** begin **
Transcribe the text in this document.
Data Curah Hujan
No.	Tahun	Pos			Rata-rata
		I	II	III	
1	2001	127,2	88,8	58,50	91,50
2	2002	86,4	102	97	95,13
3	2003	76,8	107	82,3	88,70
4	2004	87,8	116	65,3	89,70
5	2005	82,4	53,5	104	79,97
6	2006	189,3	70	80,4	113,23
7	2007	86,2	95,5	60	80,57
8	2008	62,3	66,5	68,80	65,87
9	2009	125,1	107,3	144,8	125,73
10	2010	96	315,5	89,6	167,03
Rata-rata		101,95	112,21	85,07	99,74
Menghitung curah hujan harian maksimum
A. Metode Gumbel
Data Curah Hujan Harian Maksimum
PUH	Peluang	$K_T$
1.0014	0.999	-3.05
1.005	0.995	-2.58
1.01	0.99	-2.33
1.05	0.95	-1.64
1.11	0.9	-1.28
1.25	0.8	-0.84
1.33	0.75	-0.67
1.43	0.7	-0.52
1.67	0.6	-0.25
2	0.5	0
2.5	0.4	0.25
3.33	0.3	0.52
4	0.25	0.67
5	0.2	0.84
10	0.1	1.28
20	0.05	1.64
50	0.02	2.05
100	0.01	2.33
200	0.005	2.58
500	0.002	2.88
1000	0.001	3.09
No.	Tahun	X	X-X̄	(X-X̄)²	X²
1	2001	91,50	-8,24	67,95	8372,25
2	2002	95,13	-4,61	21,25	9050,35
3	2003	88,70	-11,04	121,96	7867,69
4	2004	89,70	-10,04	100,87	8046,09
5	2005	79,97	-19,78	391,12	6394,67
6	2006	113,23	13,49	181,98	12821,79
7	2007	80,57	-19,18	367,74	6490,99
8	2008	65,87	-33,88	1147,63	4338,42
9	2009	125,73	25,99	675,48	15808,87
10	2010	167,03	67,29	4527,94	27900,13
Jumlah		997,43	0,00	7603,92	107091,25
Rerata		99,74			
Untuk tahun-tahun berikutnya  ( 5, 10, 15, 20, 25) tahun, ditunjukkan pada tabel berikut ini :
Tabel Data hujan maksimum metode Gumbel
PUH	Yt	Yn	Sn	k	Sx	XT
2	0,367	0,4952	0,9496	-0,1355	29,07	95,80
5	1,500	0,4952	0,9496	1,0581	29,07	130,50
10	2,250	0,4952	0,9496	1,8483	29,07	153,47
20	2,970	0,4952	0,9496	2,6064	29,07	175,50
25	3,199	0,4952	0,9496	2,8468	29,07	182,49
** end **
== EXERCISE PROMPT ==
Only the number is needed: state how many lines in the listing contain "Data".

== THE OUTPUT ==
3